[Collected data]
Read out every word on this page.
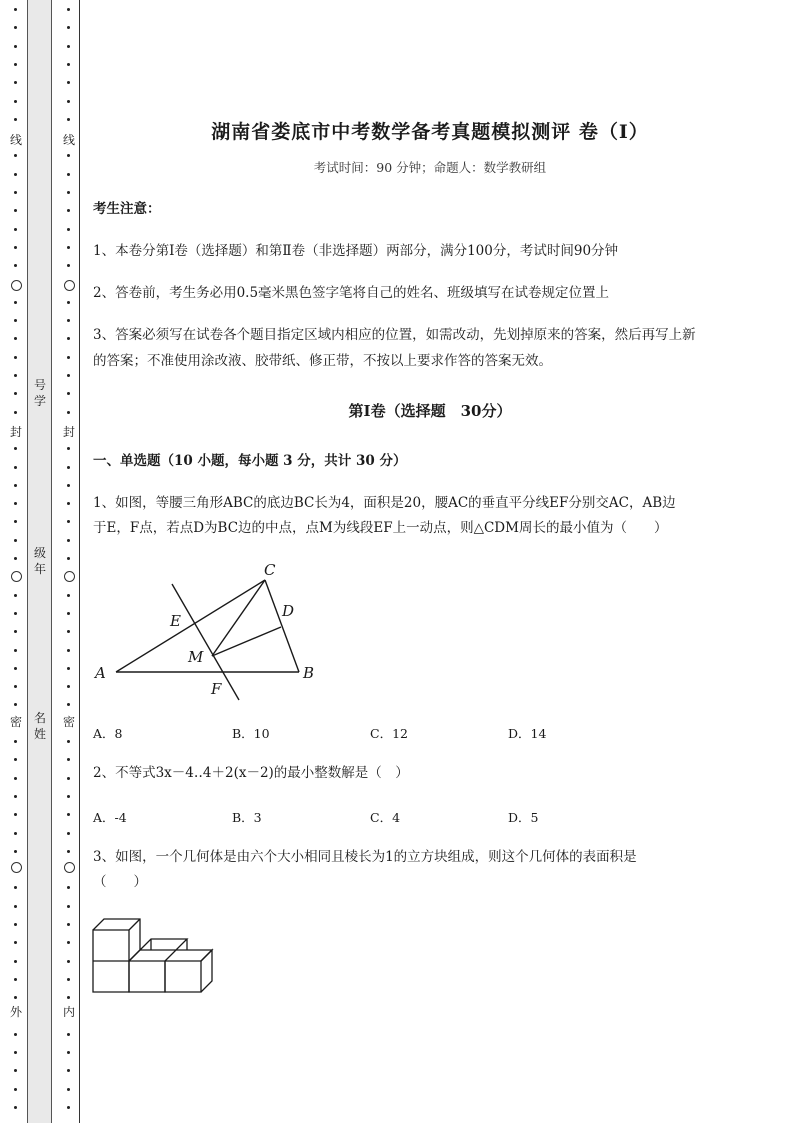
线
封
密
外
线
封
密
内
号学
级年
名姓
湖南省娄底市中考数学备考真题模拟测评 卷（Ⅰ）
考试时间：90 分钟；命题人：数学教研组
考生注意：
1、本卷分第Ⅰ卷（选择题）和第Ⅱ卷（非选择题）两部分，满分100分，考试时间90分钟
2、答卷前，考生务必用0.5毫米黑色签字笔将自己的姓名、班级填写在试卷规定位置上
3、答案必须写在试卷各个题目指定区域内相应的位置，如需改动，先划掉原来的答案，然后再写上新
的答案；不准使用涂改液、胶带纸、修正带，不按以上要求作答的答案无效。
第Ⅰ卷（选择题　30分）
一、单选题（10 小题，每小题 3 分，共计 30 分）
1、如图，等腰三角形ABC的底边BC长为4，面积是20，腰AC的垂直平分线EF分别交AC，AB边
于E，F点，若点D为BC边的中点，点M为线段EF上一动点，则△CDM周长的最小值为（　　）
C
D
E
M
A
F
B
A．8	B．10	C．12	D．14
2、不等式3x－4‥4＋2(x－2)的最小整数解是（　）
A．-4	B．3	C．4	D．5
3、如图，一个几何体是由六个大小相同且棱长为1的立方块组成，则这个几何体的表面积是
（　　）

**Task statement**
Write out the data precisely as given, excluding the pictures.

**Answer to the problem**
Read out every word on this page.
线
封
密
外
线
封
密
内
号学
级年
名姓
湖南省娄底市中考数学备考真题模拟测评 卷（Ⅰ）
考试时间：90 分钟；命题人：数学教研组
考生注意：
1、本卷分第Ⅰ卷（选择题）和第Ⅱ卷（非选择题）两部分，满分100分，考试时间90分钟
2、答卷前，考生务必用0.5毫米黑色签字笔将自己的姓名、班级填写在试卷规定位置上
3、答案必须写在试卷各个题目指定区域内相应的位置，如需改动，先划掉原来的答案，然后再写上新
的答案；不准使用涂改液、胶带纸、修正带，不按以上要求作答的答案无效。
第Ⅰ卷（选择题　30分）
一、单选题（10 小题，每小题 3 分，共计 30 分）
1、如图，等腰三角形ABC的底边BC长为4，面积是20，腰AC的垂直平分线EF分别交AC，AB边
于E，F点，若点D为BC边的中点，点M为线段EF上一动点，则△CDM周长的最小值为（　　）
C
D
E
M
A
F
B
A．8	B．10	C．12	D．14
2、不等式3x－4‥4＋2(x－2)的最小整数解是（　）
A．-4	B．3	C．4	D．5
3、如图，一个几何体是由六个大小相同且棱长为1的立方块组成，则这个几何体的表面积是
（　　）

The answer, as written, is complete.